### Exercise prompt
Pull every line containing "bottom" out of the material below.

### Material for this exercise
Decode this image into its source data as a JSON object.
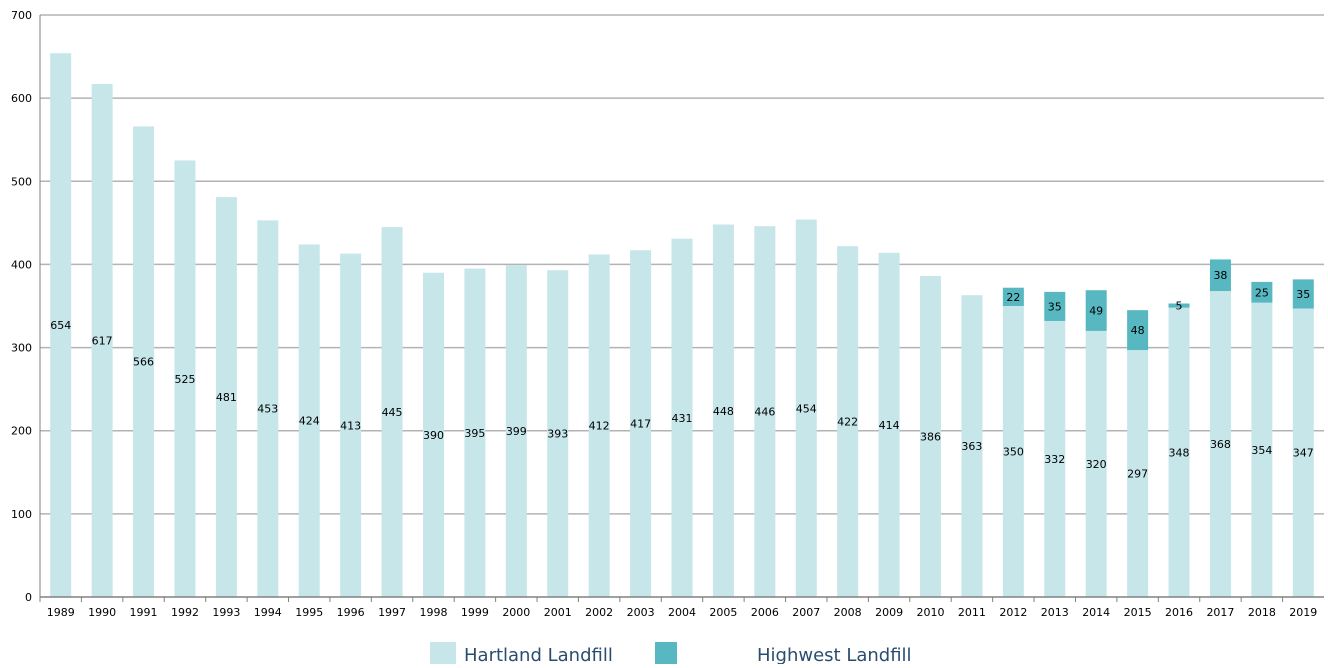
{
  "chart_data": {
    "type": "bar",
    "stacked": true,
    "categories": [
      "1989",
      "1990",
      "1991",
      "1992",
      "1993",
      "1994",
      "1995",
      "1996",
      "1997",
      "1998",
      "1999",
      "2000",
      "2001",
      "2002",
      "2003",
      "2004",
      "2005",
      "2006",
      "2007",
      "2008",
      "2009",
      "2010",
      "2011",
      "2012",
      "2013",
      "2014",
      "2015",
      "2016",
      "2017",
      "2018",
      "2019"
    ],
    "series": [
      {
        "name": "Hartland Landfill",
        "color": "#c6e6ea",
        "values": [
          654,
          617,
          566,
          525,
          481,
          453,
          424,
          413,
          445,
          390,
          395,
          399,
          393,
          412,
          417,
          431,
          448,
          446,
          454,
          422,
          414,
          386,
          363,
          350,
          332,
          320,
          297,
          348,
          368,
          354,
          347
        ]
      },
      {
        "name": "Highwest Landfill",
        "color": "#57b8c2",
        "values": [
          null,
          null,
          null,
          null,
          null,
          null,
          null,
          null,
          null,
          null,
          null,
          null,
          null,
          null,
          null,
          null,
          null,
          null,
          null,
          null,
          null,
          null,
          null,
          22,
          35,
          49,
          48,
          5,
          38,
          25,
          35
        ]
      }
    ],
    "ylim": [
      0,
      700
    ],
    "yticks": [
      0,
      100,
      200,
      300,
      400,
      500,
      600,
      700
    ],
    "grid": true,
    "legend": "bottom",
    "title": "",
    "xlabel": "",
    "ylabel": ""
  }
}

* * *

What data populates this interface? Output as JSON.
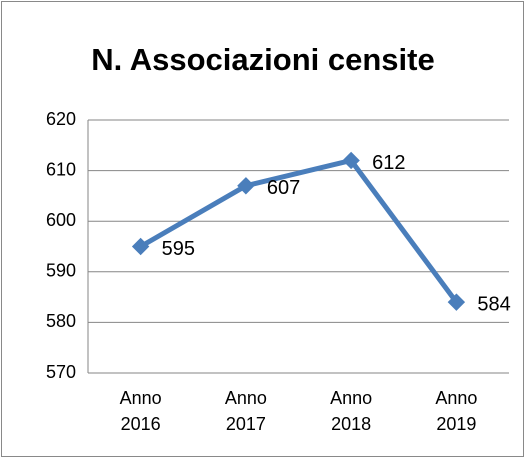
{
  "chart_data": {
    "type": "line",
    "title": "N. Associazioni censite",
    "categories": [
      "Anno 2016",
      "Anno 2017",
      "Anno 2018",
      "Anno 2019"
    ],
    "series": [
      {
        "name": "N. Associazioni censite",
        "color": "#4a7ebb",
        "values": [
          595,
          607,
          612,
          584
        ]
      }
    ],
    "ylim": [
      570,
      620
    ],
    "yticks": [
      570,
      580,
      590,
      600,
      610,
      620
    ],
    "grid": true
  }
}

* * *

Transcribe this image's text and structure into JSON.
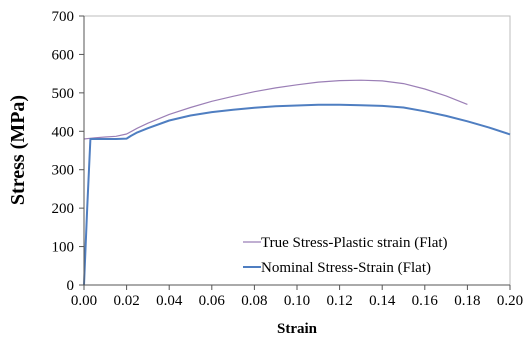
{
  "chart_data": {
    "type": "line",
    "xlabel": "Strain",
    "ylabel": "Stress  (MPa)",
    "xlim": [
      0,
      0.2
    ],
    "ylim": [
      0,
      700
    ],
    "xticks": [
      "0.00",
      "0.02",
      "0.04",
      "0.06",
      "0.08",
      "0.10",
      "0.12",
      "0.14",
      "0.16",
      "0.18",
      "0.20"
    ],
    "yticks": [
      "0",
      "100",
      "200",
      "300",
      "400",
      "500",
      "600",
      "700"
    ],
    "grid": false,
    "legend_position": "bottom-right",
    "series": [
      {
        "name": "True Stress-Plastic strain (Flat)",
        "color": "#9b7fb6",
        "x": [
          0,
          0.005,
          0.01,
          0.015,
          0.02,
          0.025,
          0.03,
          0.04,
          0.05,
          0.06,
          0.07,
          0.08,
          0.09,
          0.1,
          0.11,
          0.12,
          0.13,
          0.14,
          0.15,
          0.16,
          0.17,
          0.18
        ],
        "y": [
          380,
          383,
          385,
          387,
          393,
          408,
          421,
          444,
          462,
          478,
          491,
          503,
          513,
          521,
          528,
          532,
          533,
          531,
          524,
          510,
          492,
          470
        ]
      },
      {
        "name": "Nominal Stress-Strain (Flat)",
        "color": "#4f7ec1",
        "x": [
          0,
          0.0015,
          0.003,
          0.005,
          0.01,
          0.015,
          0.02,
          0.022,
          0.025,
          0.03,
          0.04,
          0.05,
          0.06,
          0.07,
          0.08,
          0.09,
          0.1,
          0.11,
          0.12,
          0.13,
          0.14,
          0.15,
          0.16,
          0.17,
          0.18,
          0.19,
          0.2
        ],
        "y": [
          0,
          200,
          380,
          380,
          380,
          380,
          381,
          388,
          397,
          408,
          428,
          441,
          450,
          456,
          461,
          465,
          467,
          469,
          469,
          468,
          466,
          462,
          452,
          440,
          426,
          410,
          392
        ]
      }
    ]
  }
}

### Task output
    "legend": "bottom",
    "legend_position": "bottom-right",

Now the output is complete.